[Data records]
---*---

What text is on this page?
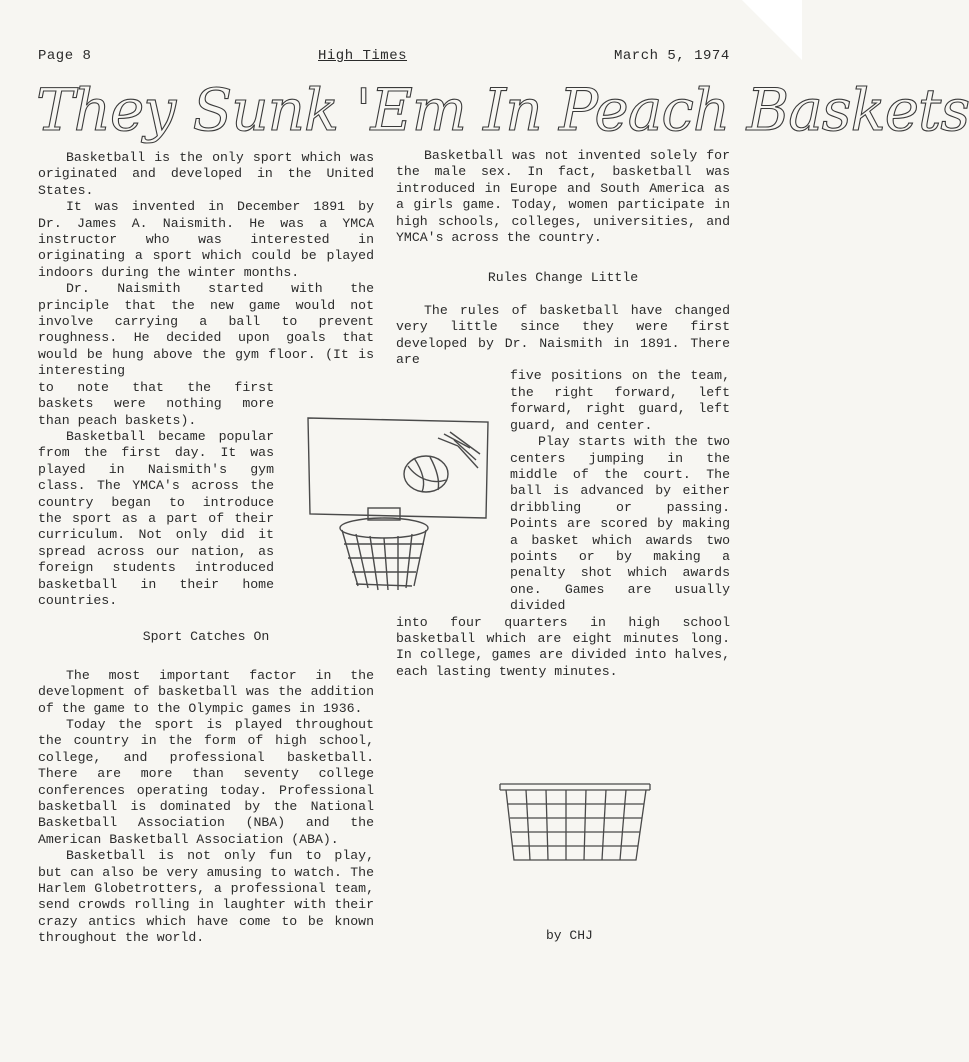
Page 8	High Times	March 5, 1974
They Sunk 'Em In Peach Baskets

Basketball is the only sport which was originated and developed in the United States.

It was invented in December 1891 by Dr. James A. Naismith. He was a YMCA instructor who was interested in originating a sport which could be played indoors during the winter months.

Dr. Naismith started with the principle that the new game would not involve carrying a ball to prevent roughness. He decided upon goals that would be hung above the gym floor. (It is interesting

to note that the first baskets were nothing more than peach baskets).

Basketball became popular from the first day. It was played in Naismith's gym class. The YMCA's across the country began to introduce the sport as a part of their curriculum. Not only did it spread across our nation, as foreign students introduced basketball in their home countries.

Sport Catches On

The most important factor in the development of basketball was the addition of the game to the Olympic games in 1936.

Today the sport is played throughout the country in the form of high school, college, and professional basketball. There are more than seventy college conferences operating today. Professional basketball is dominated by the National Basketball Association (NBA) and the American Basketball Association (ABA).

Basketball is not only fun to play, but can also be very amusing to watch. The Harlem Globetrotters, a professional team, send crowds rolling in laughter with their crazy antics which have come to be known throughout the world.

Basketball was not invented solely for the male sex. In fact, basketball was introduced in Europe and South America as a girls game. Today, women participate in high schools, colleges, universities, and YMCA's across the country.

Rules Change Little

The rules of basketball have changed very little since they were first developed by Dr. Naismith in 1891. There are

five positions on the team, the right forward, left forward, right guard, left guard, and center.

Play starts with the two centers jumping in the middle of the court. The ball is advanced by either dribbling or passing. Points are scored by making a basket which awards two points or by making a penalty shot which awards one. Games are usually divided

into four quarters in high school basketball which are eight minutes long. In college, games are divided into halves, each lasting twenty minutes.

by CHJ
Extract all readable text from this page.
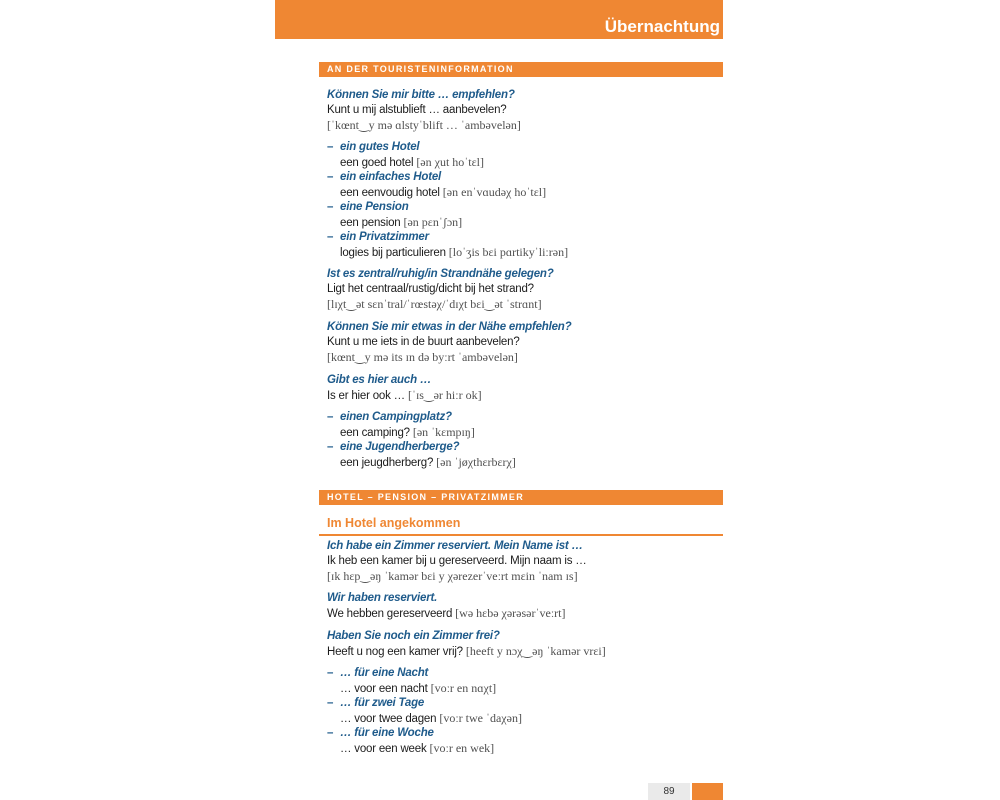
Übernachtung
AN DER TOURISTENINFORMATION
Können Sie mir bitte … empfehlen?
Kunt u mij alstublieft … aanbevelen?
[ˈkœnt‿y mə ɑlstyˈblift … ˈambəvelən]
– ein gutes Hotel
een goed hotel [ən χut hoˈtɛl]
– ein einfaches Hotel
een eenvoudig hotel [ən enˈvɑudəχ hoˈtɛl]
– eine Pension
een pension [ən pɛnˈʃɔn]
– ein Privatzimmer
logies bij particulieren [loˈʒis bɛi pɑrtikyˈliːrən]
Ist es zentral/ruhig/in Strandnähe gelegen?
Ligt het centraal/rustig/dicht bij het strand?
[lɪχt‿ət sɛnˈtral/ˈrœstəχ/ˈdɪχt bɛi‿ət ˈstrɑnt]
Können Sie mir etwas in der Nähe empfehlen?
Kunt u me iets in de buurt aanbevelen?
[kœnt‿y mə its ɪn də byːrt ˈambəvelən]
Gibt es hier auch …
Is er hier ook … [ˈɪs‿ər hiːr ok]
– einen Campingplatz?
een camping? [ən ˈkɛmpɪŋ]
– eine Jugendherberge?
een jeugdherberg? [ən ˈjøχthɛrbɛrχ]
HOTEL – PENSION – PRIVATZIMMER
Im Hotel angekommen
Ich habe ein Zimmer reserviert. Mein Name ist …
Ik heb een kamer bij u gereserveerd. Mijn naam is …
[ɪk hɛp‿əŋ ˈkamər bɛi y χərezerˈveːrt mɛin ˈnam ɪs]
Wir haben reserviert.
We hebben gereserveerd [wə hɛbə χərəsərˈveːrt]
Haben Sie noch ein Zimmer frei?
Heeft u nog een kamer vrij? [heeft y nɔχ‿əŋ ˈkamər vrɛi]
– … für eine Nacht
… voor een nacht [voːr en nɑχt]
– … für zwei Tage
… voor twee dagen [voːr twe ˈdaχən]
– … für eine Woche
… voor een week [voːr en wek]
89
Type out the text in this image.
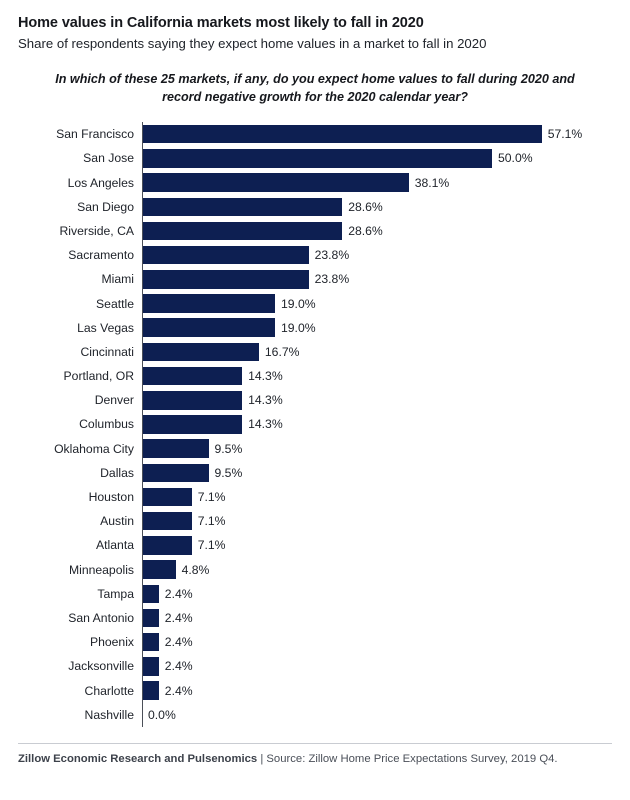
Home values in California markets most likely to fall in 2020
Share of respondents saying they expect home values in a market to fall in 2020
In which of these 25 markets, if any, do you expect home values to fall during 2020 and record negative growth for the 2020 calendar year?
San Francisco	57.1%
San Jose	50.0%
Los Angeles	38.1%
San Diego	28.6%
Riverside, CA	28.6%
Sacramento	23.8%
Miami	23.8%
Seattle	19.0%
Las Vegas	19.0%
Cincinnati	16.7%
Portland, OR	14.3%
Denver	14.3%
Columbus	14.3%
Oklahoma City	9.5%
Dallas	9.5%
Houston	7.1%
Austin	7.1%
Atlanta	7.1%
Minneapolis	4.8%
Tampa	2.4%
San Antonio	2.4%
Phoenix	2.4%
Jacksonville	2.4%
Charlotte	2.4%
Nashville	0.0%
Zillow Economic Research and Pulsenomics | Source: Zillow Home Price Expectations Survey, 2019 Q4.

---*---

▸ TASK TO CARRY OUT
Gather every line from the listing above in which "hier" appears, and copy those lines.

▸ REPLY TO THE TASK
Gibt es hier auch …
Is er hier ook … [ˈɪs‿ər hiːr ok]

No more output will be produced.